Dataset items

****************************************

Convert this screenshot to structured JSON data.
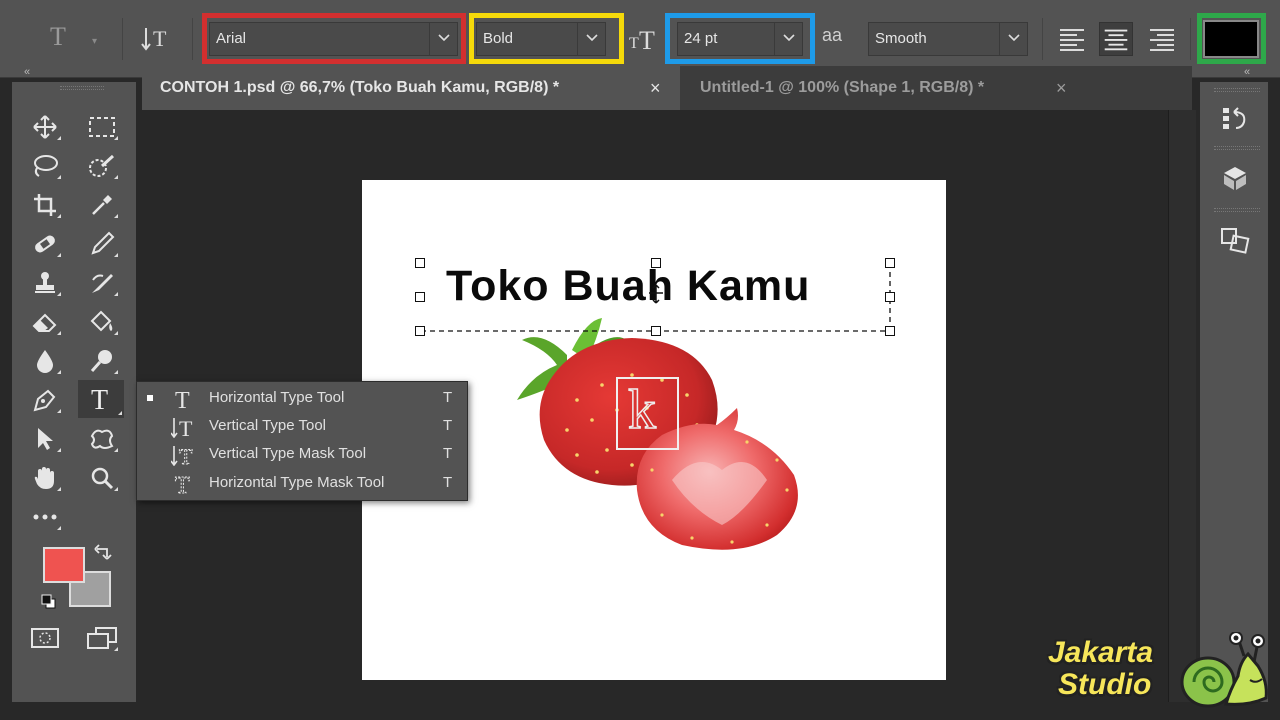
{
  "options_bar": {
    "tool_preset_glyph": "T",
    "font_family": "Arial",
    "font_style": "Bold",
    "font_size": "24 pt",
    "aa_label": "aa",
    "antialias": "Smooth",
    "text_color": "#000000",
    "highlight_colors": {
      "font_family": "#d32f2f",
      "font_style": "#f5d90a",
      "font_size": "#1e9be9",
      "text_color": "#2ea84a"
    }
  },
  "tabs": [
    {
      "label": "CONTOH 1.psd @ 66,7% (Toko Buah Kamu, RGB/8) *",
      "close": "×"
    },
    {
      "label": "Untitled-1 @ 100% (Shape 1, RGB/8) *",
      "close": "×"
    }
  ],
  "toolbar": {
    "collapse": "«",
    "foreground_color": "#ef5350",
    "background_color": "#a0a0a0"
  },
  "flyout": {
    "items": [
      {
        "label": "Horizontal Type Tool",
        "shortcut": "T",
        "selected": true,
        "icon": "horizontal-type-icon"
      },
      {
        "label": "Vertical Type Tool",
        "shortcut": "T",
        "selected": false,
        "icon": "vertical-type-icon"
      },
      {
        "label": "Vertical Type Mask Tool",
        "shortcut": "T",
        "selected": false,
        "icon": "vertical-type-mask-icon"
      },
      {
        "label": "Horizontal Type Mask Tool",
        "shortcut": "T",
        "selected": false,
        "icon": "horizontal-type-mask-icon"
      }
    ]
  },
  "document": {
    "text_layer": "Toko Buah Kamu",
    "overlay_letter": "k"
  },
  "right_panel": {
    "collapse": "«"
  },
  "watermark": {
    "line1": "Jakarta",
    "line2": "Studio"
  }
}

****************************************

> **Brief**
Search the records above for the string "Kamu". Copy every line that contains it.

> **Written response**
      "label": "CONTOH 1.psd @ 66,7% (Toko Buah Kamu, RGB/8) *",
    "text_layer": "Toko Buah Kamu",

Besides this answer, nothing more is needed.